**Stated problem**
Find the string "ブライト健太" in the records. Copy every line it appears in.

**Dataset extract**
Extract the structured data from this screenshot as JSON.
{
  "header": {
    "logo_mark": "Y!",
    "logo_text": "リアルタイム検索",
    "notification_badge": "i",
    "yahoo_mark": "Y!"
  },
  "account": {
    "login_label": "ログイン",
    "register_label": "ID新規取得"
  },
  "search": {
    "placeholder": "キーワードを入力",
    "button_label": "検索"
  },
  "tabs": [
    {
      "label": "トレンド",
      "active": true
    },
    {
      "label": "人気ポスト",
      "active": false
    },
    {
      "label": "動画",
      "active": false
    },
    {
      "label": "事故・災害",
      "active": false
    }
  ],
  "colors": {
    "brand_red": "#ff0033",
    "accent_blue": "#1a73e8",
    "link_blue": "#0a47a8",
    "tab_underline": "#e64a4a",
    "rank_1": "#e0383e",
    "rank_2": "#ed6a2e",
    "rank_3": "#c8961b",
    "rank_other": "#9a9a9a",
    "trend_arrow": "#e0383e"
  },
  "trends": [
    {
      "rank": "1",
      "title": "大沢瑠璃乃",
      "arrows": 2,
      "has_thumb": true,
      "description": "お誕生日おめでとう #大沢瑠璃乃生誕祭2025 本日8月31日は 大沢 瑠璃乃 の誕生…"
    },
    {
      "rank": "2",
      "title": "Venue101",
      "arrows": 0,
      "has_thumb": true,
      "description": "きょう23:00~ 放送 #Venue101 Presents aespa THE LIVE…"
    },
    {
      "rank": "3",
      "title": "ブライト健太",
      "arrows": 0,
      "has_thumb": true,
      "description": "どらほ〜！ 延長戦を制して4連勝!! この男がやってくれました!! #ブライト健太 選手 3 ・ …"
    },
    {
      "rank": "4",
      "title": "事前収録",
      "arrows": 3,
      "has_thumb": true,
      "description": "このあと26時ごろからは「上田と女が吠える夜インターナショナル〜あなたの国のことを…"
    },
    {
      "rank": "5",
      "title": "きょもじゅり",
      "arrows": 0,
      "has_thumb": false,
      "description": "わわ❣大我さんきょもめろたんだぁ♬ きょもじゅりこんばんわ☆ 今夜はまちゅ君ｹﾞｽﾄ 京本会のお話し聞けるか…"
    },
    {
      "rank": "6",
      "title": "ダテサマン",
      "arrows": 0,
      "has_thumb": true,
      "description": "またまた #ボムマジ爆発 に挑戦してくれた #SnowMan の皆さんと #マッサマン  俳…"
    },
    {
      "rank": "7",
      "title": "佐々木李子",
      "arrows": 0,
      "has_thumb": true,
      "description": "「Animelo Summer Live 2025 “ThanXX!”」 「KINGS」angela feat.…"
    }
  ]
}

**Answer below**
      "title": "ブライト健太",
      "description": "どらほ〜！ 延長戦を制して4連勝!! この男がやってくれました!! #ブライト健太 選手 3 ・ …"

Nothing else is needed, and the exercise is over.